What to do –
Without the pictures, set down every line of the data exactly.

Begin

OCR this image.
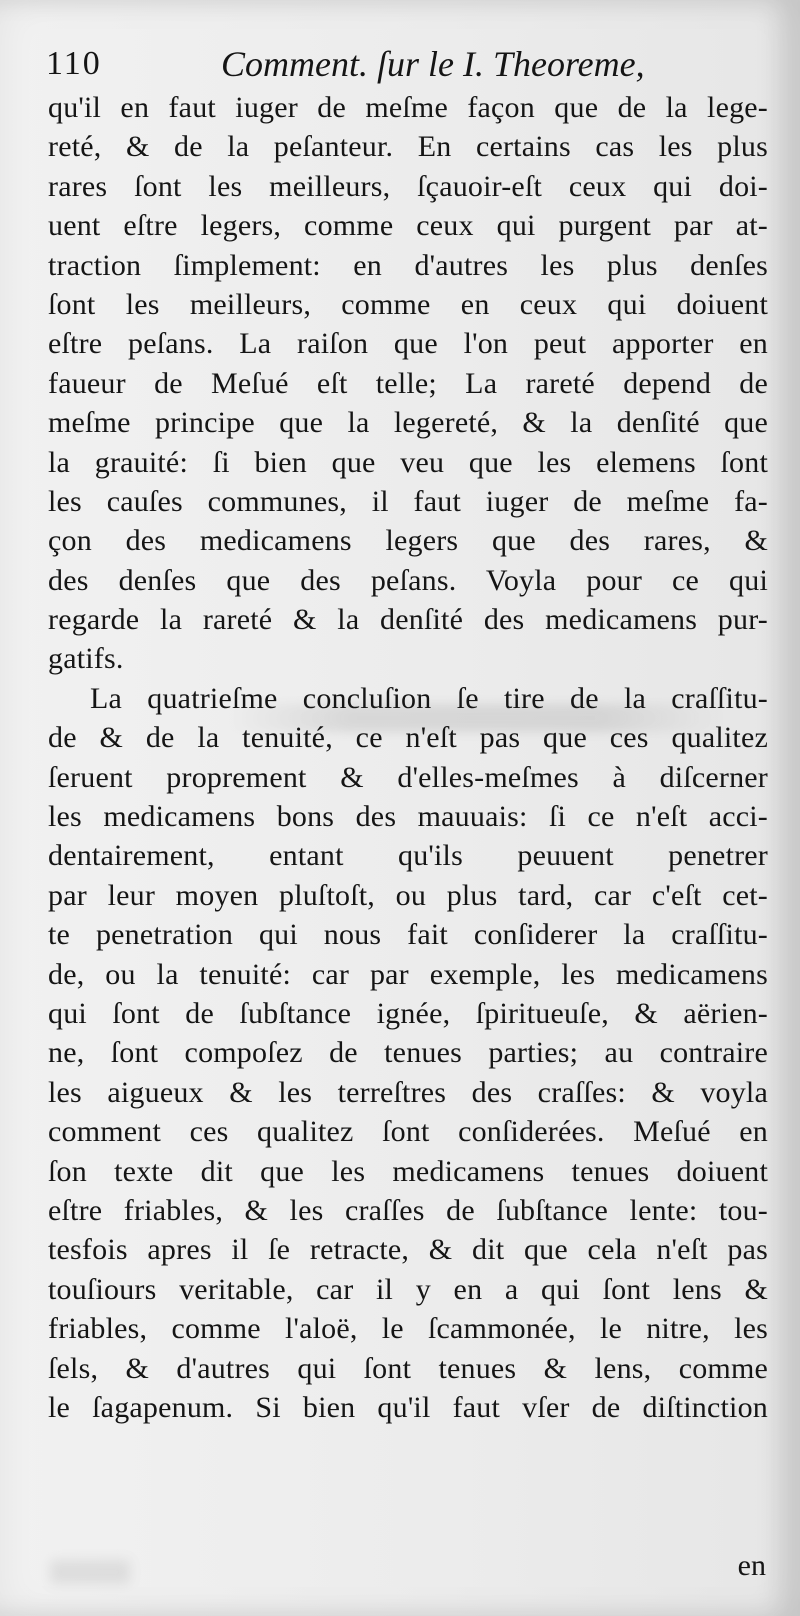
110	Comment. ſur le I. Theoreme,
qu'il en faut iuger de meſme façon que de la lege-
reté, & de la peſanteur. En certains cas les plus
rares ſont les meilleurs, ſçauoir-eſt ceux qui doi-
uent eſtre legers, comme ceux qui purgent par at-
traction ſimplement: en d'autres les plus denſes
ſont les meilleurs, comme en ceux qui doiuent
eſtre peſans. La raiſon que l'on peut apporter en
faueur de Meſué eſt telle; La rareté depend de
meſme principe que la legereté, & la denſité que
la grauité: ſi bien que veu que les elemens ſont
les cauſes communes, il faut iuger de meſme fa-
çon des medicamens legers que des rares, &
des denſes que des peſans. Voyla pour ce qui
regarde la rareté & la denſité des medicamens pur-
gatifs.
La quatrieſme concluſion ſe tire de la craſſitu-
de & de la tenuité, ce n'eſt pas que ces qualitez
ſeruent proprement & d'elles-meſmes à diſcerner
les medicamens bons des mauuais: ſi ce n'eſt acci-
dentairement, entant qu'ils peuuent penetrer
par leur moyen pluſtoſt, ou plus tard, car c'eſt cet-
te penetration qui nous fait conſiderer la craſſitu-
de, ou la tenuité: car par exemple, les medicamens
qui ſont de ſubſtance ignée, ſpiritueuſe, & aërien-
ne, ſont compoſez de tenues parties; au contraire
les aigueux & les terreſtres des craſſes: & voyla
comment ces qualitez ſont conſiderées. Meſué en
ſon texte dit que les medicamens tenues doiuent
eſtre friables, & les craſſes de ſubſtance lente: tou-
tesfois apres il ſe retracte, & dit que cela n'eſt pas
touſiours veritable, car il y en a qui ſont lens &
friables, comme l'aloë, le ſcammonée, le nitre, les
ſels, & d'autres qui ſont tenues & lens, comme
le ſagapenum. Si bien qu'il faut vſer de diſtinction
en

End

Solution to this exercise –
OCR this image.
110	Comment. ſur le I. Theoreme,
qu'il en faut iuger de meſme façon que de la lege-
reté, & de la peſanteur. En certains cas les plus
rares ſont les meilleurs, ſçauoir-eſt ceux qui doi-
uent eſtre legers, comme ceux qui purgent par at-
traction ſimplement: en d'autres les plus denſes
ſont les meilleurs, comme en ceux qui doiuent
eſtre peſans. La raiſon que l'on peut apporter en
faueur de Meſué eſt telle; La rareté depend de
meſme principe que la legereté, & la denſité que
la grauité: ſi bien que veu que les elemens ſont
les cauſes communes, il faut iuger de meſme fa-
çon des medicamens legers que des rares, &
des denſes que des peſans. Voyla pour ce qui
regarde la rareté & la denſité des medicamens pur-
gatifs.
La quatrieſme concluſion ſe tire de la craſſitu-
de & de la tenuité, ce n'eſt pas que ces qualitez
ſeruent proprement & d'elles-meſmes à diſcerner
les medicamens bons des mauuais: ſi ce n'eſt acci-
dentairement, entant qu'ils peuuent penetrer
par leur moyen pluſtoſt, ou plus tard, car c'eſt cet-
te penetration qui nous fait conſiderer la craſſitu-
de, ou la tenuité: car par exemple, les medicamens
qui ſont de ſubſtance ignée, ſpiritueuſe, & aërien-
ne, ſont compoſez de tenues parties; au contraire
les aigueux & les terreſtres des craſſes: & voyla
comment ces qualitez ſont conſiderées. Meſué en
ſon texte dit que les medicamens tenues doiuent
eſtre friables, & les craſſes de ſubſtance lente: tou-
tesfois apres il ſe retracte, & dit que cela n'eſt pas
touſiours veritable, car il y en a qui ſont lens &
friables, comme l'aloë, le ſcammonée, le nitre, les
ſels, & d'autres qui ſont tenues & lens, comme
le ſagapenum. Si bien qu'il faut vſer de diſtinction
en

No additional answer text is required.